**INSTRUCTIONS FOR THE TASK:** Look through the material below. Copy every line with the string "name" in it.

**RECORDS SUPPLIED:**
----------

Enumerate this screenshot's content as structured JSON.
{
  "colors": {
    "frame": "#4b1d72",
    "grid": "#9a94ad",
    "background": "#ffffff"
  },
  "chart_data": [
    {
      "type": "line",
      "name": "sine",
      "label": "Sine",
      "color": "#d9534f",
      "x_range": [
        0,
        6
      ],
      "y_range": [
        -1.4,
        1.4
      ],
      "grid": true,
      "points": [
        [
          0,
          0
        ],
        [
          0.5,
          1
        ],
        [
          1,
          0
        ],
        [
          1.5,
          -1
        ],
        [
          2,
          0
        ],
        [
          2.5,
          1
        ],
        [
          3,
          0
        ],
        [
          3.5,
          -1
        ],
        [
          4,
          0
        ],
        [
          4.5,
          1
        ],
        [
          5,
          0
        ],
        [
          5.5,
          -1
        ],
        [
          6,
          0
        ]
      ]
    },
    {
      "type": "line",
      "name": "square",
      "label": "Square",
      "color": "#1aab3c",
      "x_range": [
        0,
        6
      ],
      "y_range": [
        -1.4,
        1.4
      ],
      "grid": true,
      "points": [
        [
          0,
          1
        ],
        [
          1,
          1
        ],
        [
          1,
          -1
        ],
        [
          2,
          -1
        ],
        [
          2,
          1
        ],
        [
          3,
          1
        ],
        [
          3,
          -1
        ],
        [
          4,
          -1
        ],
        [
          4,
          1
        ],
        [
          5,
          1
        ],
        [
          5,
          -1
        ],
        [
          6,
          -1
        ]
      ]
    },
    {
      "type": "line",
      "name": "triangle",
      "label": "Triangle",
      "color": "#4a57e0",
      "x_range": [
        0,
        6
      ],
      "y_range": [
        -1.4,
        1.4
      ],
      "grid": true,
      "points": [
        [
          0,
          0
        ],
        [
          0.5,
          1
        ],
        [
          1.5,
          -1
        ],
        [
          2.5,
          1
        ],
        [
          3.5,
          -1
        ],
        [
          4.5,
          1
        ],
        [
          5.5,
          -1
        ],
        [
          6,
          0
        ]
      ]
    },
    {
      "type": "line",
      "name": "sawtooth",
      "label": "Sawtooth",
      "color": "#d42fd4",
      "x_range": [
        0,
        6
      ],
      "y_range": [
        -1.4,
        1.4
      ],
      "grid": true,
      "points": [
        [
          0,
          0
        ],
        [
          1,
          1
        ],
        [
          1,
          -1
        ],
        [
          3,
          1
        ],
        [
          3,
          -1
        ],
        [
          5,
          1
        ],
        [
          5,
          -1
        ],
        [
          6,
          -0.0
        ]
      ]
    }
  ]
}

----------

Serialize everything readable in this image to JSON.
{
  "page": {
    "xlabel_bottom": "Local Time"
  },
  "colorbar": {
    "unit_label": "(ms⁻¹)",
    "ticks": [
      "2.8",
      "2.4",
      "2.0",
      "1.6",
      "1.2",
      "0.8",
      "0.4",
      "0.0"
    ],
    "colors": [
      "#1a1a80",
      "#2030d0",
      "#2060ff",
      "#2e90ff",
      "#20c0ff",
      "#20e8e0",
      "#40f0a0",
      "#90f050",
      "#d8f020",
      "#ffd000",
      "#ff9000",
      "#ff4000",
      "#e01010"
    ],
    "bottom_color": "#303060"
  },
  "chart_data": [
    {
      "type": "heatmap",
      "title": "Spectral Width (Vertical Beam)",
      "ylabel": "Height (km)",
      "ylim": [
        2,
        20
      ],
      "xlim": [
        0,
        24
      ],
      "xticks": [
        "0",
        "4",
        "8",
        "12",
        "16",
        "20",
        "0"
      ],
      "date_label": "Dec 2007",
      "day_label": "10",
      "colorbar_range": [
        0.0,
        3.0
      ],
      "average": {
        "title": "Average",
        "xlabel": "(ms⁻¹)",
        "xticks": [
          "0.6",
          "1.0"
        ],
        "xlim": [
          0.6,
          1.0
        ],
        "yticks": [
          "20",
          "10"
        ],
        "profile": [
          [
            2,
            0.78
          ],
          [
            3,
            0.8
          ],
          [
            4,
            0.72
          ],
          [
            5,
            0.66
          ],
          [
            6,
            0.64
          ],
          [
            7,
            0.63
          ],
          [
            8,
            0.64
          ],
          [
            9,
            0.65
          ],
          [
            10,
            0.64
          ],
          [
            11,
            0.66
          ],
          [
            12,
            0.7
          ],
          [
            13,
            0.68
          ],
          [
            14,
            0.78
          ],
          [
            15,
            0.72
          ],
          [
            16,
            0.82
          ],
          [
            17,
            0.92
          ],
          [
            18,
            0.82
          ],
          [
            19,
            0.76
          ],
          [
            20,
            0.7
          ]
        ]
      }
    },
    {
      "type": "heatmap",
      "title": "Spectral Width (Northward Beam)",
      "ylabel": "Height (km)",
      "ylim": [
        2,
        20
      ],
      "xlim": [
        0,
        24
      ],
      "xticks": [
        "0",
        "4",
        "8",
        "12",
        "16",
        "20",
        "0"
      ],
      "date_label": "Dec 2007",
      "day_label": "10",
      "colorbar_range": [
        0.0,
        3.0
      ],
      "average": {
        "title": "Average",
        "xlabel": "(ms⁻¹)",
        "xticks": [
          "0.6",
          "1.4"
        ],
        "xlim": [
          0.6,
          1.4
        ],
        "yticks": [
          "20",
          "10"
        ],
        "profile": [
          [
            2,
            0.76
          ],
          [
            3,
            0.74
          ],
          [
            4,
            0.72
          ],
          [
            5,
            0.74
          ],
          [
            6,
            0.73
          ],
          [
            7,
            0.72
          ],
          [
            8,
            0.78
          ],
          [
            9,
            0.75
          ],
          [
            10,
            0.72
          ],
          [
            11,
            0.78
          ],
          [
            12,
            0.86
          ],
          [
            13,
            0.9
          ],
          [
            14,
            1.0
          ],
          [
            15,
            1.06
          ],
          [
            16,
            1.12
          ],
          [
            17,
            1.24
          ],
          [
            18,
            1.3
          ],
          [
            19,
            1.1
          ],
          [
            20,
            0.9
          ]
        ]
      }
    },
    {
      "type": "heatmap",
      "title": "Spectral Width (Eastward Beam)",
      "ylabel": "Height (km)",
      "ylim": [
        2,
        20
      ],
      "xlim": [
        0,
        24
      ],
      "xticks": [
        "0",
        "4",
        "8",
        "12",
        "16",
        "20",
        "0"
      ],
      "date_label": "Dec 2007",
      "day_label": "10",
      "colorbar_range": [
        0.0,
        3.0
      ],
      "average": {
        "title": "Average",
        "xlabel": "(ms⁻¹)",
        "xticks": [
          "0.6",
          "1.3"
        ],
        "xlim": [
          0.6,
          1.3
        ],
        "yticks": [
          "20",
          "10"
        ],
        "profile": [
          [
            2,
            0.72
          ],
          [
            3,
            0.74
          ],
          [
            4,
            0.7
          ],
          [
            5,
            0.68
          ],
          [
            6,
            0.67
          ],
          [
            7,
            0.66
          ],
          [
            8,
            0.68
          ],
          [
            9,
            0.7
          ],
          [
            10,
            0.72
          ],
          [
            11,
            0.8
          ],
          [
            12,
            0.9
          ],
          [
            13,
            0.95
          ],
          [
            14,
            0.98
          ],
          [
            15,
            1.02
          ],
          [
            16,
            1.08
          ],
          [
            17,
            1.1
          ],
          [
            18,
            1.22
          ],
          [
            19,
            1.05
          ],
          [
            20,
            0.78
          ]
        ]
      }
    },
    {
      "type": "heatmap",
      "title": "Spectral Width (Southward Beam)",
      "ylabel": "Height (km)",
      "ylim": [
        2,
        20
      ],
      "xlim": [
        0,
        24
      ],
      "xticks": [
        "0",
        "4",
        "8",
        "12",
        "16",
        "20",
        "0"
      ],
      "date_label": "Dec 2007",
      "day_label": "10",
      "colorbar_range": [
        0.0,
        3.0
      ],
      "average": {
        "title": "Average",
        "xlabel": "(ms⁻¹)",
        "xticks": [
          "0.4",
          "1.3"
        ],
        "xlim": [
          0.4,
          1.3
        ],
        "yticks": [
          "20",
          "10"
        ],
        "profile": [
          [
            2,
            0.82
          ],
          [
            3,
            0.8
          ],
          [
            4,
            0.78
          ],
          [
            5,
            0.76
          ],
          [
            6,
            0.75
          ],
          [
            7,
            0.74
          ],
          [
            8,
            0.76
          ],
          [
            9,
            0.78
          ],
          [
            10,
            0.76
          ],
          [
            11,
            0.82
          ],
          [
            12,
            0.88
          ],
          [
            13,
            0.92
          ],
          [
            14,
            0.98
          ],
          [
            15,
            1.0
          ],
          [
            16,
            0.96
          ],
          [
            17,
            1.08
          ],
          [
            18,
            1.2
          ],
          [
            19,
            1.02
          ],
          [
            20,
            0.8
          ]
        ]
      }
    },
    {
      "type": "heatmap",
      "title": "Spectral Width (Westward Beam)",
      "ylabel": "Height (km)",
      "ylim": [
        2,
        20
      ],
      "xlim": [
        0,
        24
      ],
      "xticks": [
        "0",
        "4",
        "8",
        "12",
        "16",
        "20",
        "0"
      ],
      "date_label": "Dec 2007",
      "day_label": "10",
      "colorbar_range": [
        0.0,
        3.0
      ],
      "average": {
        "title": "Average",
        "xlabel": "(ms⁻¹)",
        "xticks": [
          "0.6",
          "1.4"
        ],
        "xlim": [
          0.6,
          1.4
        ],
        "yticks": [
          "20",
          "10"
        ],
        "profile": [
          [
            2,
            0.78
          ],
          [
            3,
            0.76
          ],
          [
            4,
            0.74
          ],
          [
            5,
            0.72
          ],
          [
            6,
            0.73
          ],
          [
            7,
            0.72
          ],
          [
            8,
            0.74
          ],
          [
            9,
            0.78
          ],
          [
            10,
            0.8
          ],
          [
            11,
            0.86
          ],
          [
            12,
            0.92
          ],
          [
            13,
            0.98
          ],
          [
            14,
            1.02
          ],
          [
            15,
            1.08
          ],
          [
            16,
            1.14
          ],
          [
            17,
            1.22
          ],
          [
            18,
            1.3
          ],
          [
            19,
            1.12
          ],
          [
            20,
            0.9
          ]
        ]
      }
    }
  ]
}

----------

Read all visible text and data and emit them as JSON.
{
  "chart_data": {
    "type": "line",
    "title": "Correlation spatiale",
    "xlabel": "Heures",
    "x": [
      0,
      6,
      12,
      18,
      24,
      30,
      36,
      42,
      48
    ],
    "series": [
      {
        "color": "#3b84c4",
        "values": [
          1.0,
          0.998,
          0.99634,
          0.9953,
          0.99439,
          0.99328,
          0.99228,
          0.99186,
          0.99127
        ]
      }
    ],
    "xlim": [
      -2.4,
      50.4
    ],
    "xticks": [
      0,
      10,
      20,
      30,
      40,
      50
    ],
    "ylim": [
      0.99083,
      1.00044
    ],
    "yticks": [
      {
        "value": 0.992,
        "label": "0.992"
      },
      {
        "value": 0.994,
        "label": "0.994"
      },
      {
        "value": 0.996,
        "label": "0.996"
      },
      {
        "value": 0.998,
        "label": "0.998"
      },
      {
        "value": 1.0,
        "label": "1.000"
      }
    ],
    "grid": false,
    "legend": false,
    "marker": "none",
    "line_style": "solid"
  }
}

----------

**WRITTEN RESPONSE:**
      "name": "sine",
      "name": "square",
      "name": "triangle",
      "name": "sawtooth",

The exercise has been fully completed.